Write the records out again exactly, leaving no images in.

____ Data in this exercise

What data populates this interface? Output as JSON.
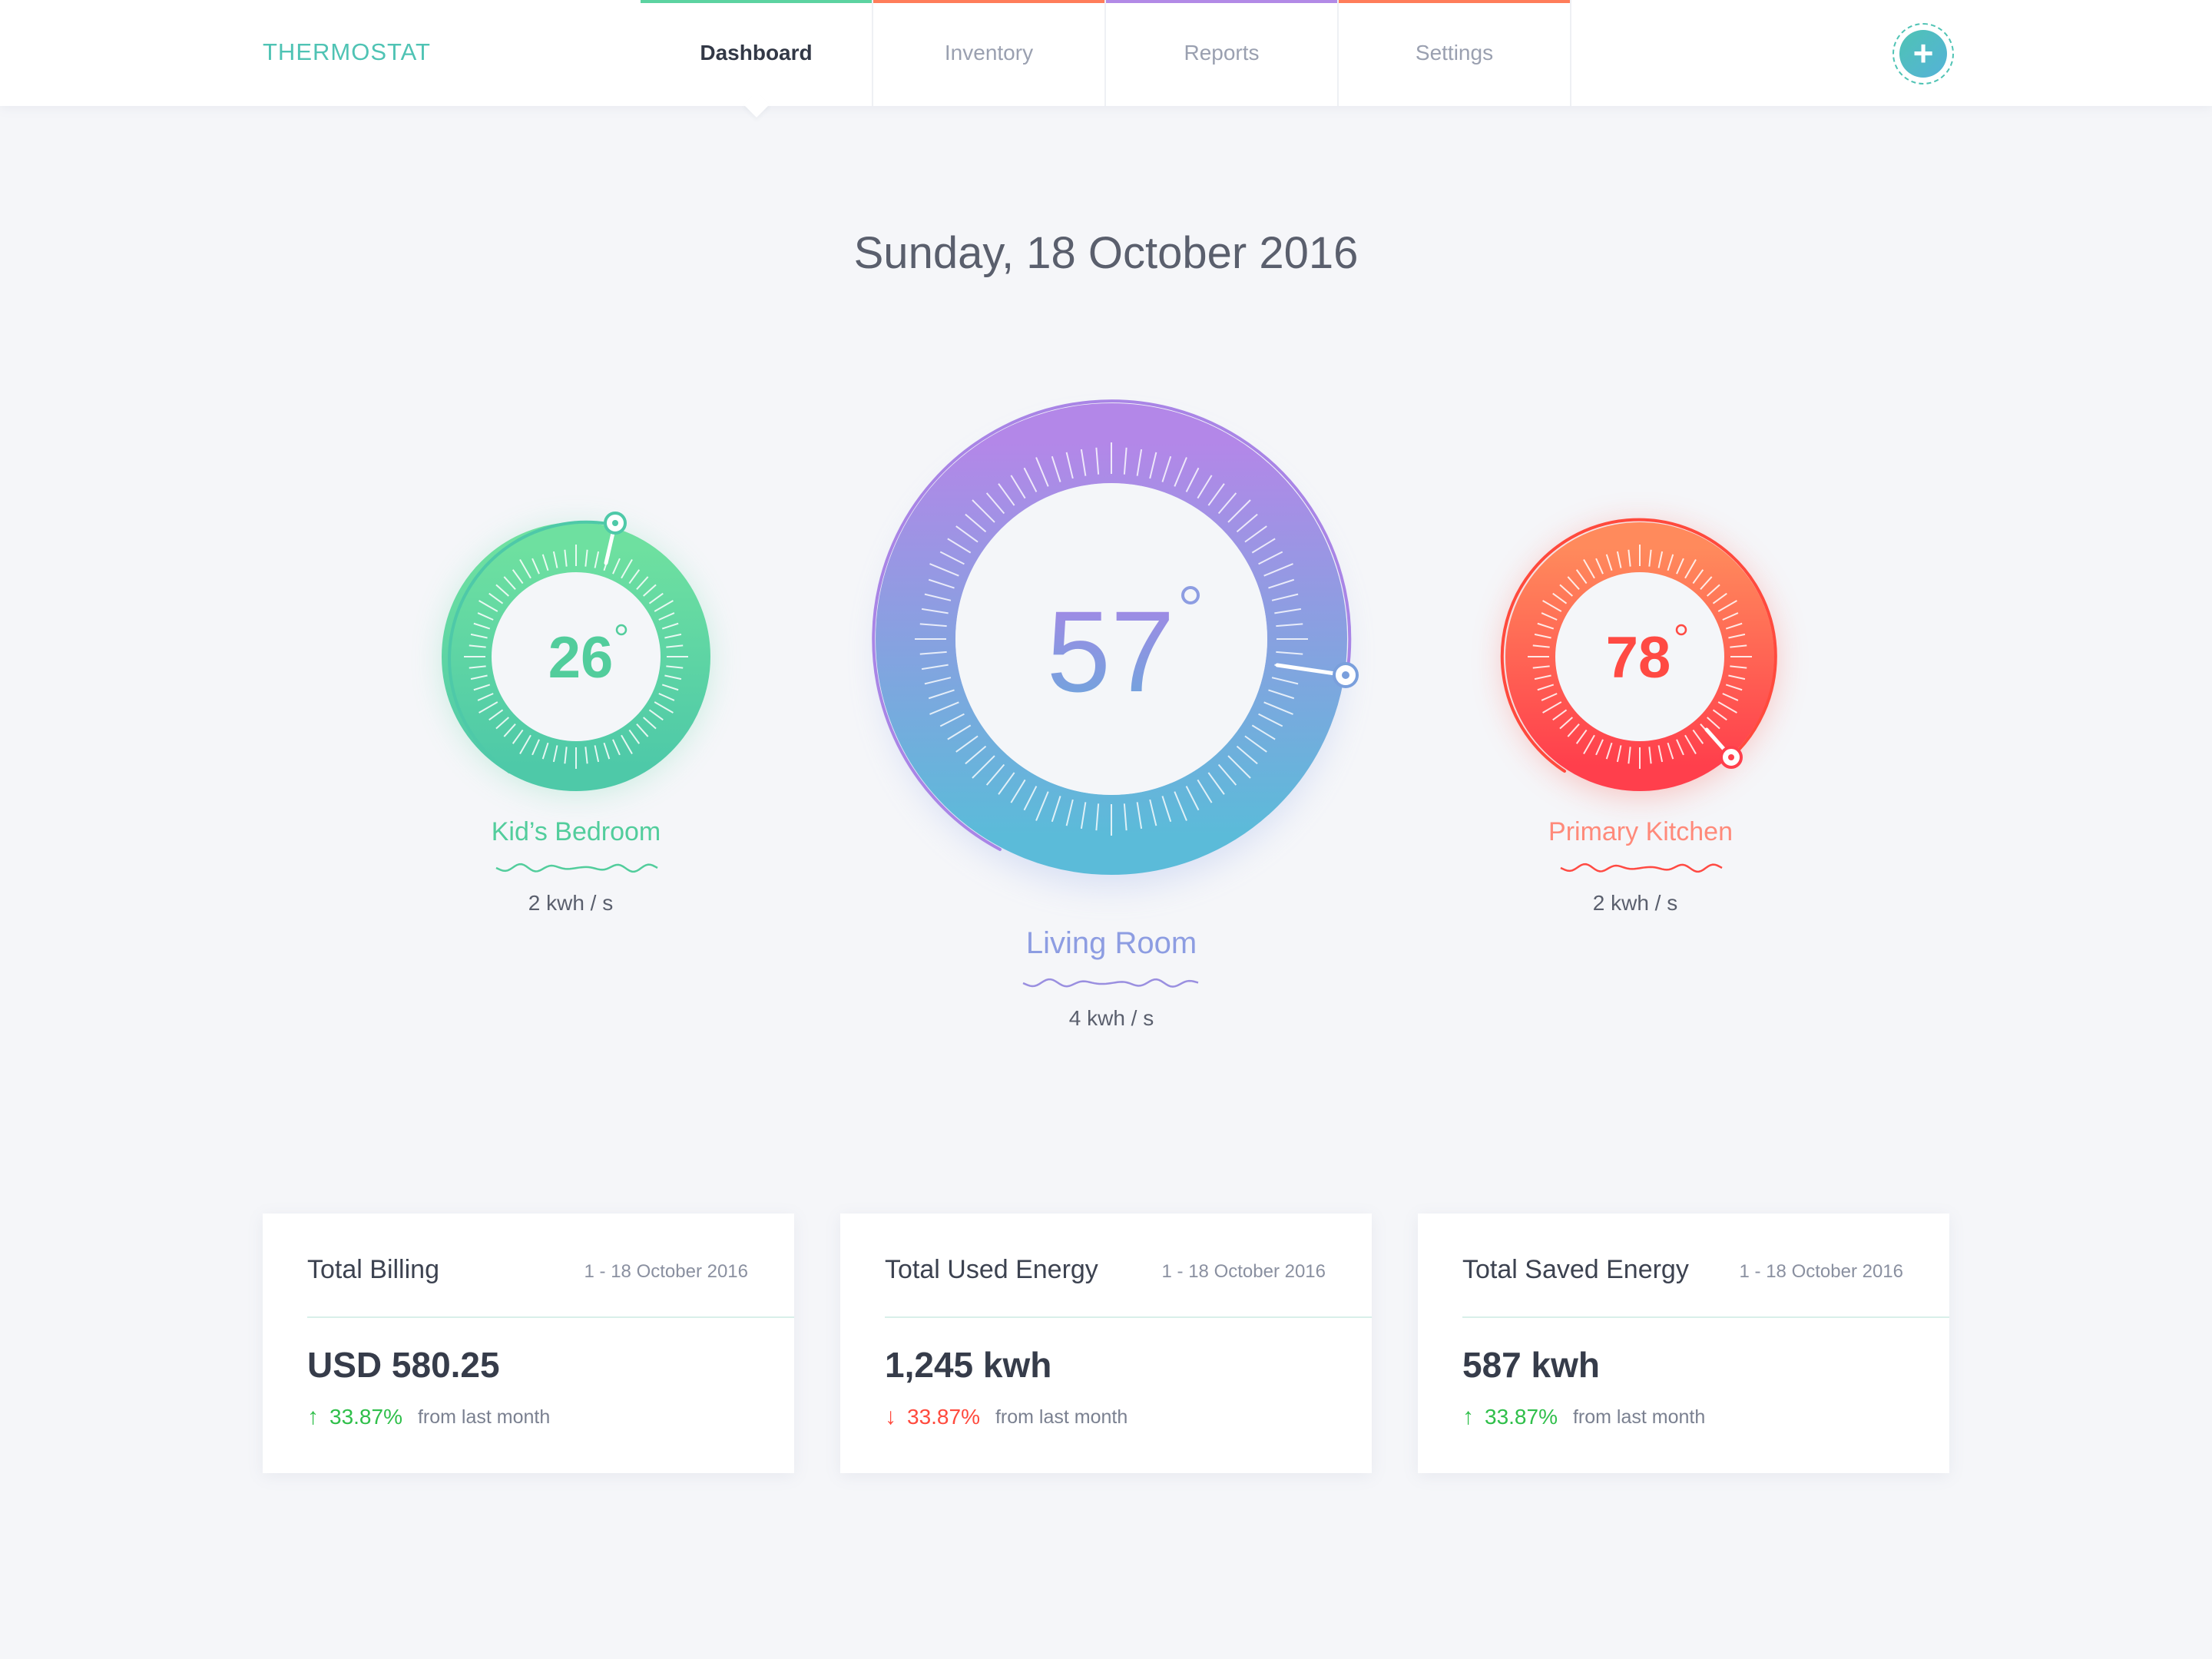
{
  "app": {
    "brand": "THERMOSTAT"
  },
  "nav": {
    "tabs": [
      {
        "label": "Dashboard",
        "color": "#5cd3a1",
        "active": true
      },
      {
        "label": "Inventory",
        "color": "#ff7d5a",
        "active": false
      },
      {
        "label": "Reports",
        "color": "#b28ae6",
        "active": false
      },
      {
        "label": "Settings",
        "color": "#ff7d5a",
        "active": false
      }
    ],
    "add_icon": "plus-icon",
    "add_label": "+"
  },
  "date": "Sunday, 18 October 2016",
  "dials": [
    {
      "room": "Kid’s Bedroom",
      "temperature": "26",
      "degree": "°",
      "usage": "2 kwh / s",
      "colors": [
        "#6ee0a0",
        "#4ec9a8"
      ]
    },
    {
      "room": "Living Room",
      "temperature": "57",
      "degree": "°",
      "usage": "4 kwh / s",
      "colors": [
        "#b387e8",
        "#5bbbd9"
      ]
    },
    {
      "room": "Primary Kitchen",
      "temperature": "78",
      "degree": "°",
      "usage": "2 kwh / s",
      "colors": [
        "#ff8a5c",
        "#ff3f4c"
      ]
    }
  ],
  "cards": [
    {
      "title": "Total Billing",
      "range": "1 - 18 October 2016",
      "value": "USD 580.25",
      "direction": "up",
      "arrow": "↑",
      "change": "33.87%",
      "from": "from last month",
      "change_color": "#2fbf4a"
    },
    {
      "title": "Total Used Energy",
      "range": "1 - 18 October 2016",
      "value": "1,245 kwh",
      "direction": "down",
      "arrow": "↓",
      "change": "33.87%",
      "from": "from last month",
      "change_color": "#ff4a3d"
    },
    {
      "title": "Total Saved Energy",
      "range": "1 - 18 October 2016",
      "value": "587 kwh",
      "direction": "up",
      "arrow": "↑",
      "change": "33.87%",
      "from": "from last month",
      "change_color": "#2fbf4a"
    }
  ]
}
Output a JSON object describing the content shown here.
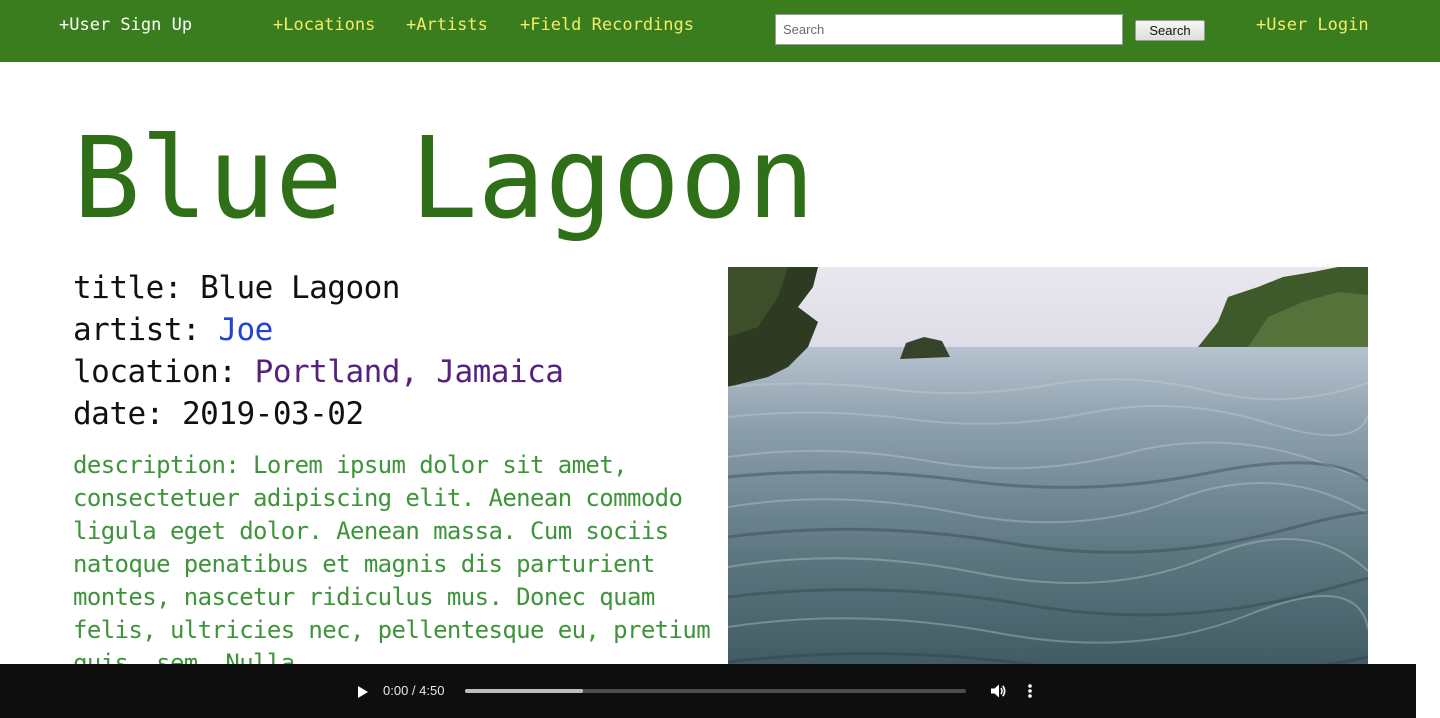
{
  "nav": {
    "signup": "+User Sign Up",
    "locations": "+Locations",
    "artists": "+Artists",
    "recordings": "+Field Recordings",
    "login": "+User Login"
  },
  "search": {
    "placeholder": "Search",
    "button_label": "Search"
  },
  "page": {
    "title": "Blue Lagoon"
  },
  "details": {
    "title_label": "title:",
    "title_value": "Blue Lagoon",
    "artist_label": "artist:",
    "artist_value": "Joe",
    "location_label": "location:",
    "location_value": "Portland, Jamaica",
    "date_label": "date:",
    "date_value": "2019-03-02"
  },
  "description": "description: Lorem ipsum dolor sit amet, consectetuer adipiscing elit. Aenean commodo ligula eget dolor. Aenean massa. Cum sociis natoque penatibus et magnis dis parturient montes, nascetur ridiculus mus. Donec quam felis, ultricies nec, pellentesque eu, pretium quis, sem. Nulla",
  "audio": {
    "time": "0:00 / 4:50",
    "progress_fraction": 0.235
  },
  "colors": {
    "nav_bg": "#3a7d1e",
    "title": "#2e6f18",
    "description": "#3e943a",
    "artist_link": "#2144d6",
    "location_link": "#55237f"
  },
  "icons": {
    "play": "play-icon",
    "volume": "volume-icon",
    "more": "more-vertical-icon"
  }
}
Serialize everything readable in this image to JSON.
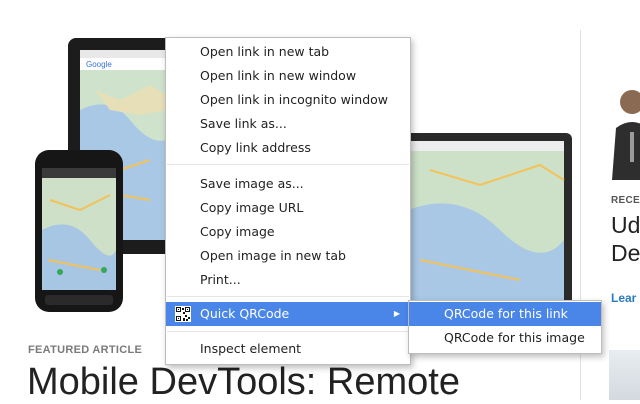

________

--- Result for this task ---
What data populates this interface? Output as JSON.
{
  "app": {
    "brand": "THERMOSTAT"
  },
  "nav": {
    "tabs": [
      {
        "label": "Dashboard",
        "color": "#5cd3a1",
        "active": true
      },
      {
        "label": "Inventory",
        "color": "#ff7d5a",
        "active": false
      },
      {
        "label": "Reports",
        "color": "#b28ae6",
        "active": false
      },
      {
        "label": "Settings",
        "color": "#ff7d5a",
        "active": false
      }
    ],
    "add_icon": "plus-icon",
    "add_label": "+"
  },
  "date": "Sunday, 18 October 2016",
  "dials": [
    {
      "room": "Kid’s Bedroom",
      "temperature": "26",
      "degree": "°",
      "usage": "2 kwh / s",
      "colors": [
        "#6ee0a0",
        "#4ec9a8"
      ]
    },
    {
      "room": "Living Room",
      "temperature": "57",
      "degree": "°",
      "usage": "4 kwh / s",
      "colors": [
        "#b387e8",
        "#5bbbd9"
      ]
    },
    {
      "room": "Primary Kitchen",
      "temperature": "78",
      "degree": "°",
      "usage": "2 kwh / s",
      "colors": [
        "#ff8a5c",
        "#ff3f4c"
      ]
    }
  ],
  "cards": [
    {
      "title": "Total Billing",
      "range": "1 - 18 October 2016",
      "value": "USD 580.25",
      "direction": "up",
      "arrow": "↑",
      "change": "33.87%",
      "from": "from last month",
      "change_color": "#2fbf4a"
    },
    {
      "title": "Total Used Energy",
      "range": "1 - 18 October 2016",
      "value": "1,245 kwh",
      "direction": "down",
      "arrow": "↓",
      "change": "33.87%",
      "from": "from last month",
      "change_color": "#ff4a3d"
    },
    {
      "title": "Total Saved Energy",
      "range": "1 - 18 October 2016",
      "value": "587 kwh",
      "direction": "up",
      "arrow": "↑",
      "change": "33.87%",
      "from": "from last month",
      "change_color": "#2fbf4a"
    }
  ]
}
Output a JSON object describing the content shown here.
{
  "nav": {
    "signup": "+User Sign Up",
    "locations": "+Locations",
    "artists": "+Artists",
    "recordings": "+Field Recordings",
    "login": "+User Login"
  },
  "search": {
    "placeholder": "Search",
    "button_label": "Search"
  },
  "page": {
    "title": "Blue Lagoon"
  },
  "details": {
    "title_label": "title:",
    "title_value": "Blue Lagoon",
    "artist_label": "artist:",
    "artist_value": "Joe",
    "location_label": "location:",
    "location_value": "Portland, Jamaica",
    "date_label": "date:",
    "date_value": "2019-03-02"
  },
  "description": "description: Lorem ipsum dolor sit amet, consectetuer adipiscing elit. Aenean commodo ligula eget dolor. Aenean massa. Cum sociis natoque penatibus et magnis dis parturient montes, nascetur ridiculus mus. Donec quam felis, ultricies nec, pellentesque eu, pretium quis, sem. Nulla",
  "audio": {
    "time": "0:00 / 4:50",
    "progress_fraction": 0.235
  },
  "colors": {
    "nav_bg": "#3a7d1e",
    "title": "#2e6f18",
    "description": "#3e943a",
    "artist_link": "#2144d6",
    "location_link": "#55237f"
  },
  "icons": {
    "play": "play-icon",
    "volume": "volume-icon",
    "more": "more-vertical-icon"
  }
}
Serialize everything readable in this image to JSON.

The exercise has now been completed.